SOURCE EXTRACT:
I am trying to convert an HTML string to PDF using HTML2PDF and make it accessible using the tag information that comes with the PDFDoc.
HTML string conversion looks like this;
PDFDoc doc = new PDFDoc();
string html = “<html><body><h1>Heading</h1><p>Paragraph.</p></body></html>”
converter.InsertFromHtmlString(html);
converter.Convert(doc);
After the conversion, when I tried to process the elements in the PDFDoc and tried to see what the MCTag returns for each text element(e_text); (in this case Heading and Paragraph)
var tag = element.GetMCTag();
tag.GetName() returns “P” as the element tag for Heading which I expected to have “h1” instead. For “Paragraph” it gave the correct MCTag which is “P”.
Am I missing something during the conversion? or is there a way to get the correct tag information when it comes to headings (H1-H6) in HTML or any way of getting the heading info after the conversion?
Hi Ryan,
Yes, we are trying to create a logical structure out of an untagged pdf (which is converted from HTML to PDF using HTML2PDF). Because the requirement is to make a PDF/UA compliant PDF. So in the logical structure tree, the headings should be identified as headings and tagged accordingly. So the assistive technology can identify what’s heading and what’s a paragraph.
I have added this feature request to the product backlog, but at this time it is not on our schedule.

SUPPLIED INFORMATION:
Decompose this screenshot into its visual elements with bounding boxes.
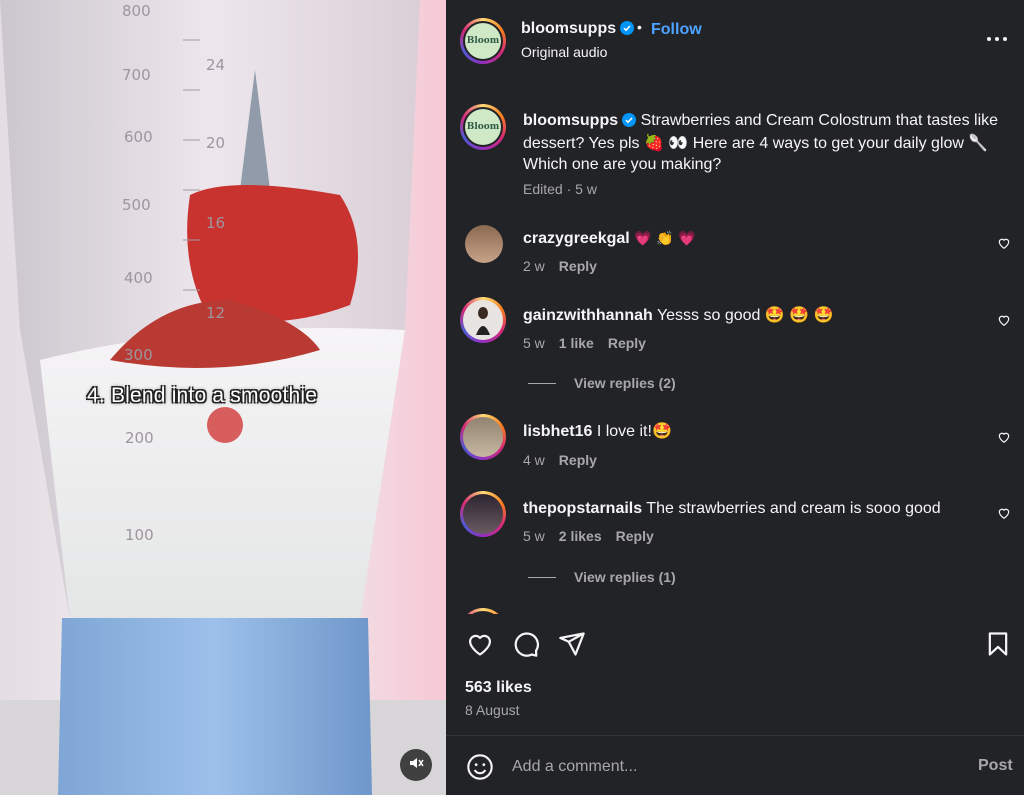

AIM:
Copy out everything from "Am I missing" down to "after the conversion?" in the HTML-to-PDF heading tag thread, keeping each word as it appears. This data has no connection to the source extract.

SOLUTION BELOW:
Am I missing something during the conversion? or is there a way to get the correct tag information when it comes to headings (H1-H6) in HTML or any way of getting the heading info after the conversion?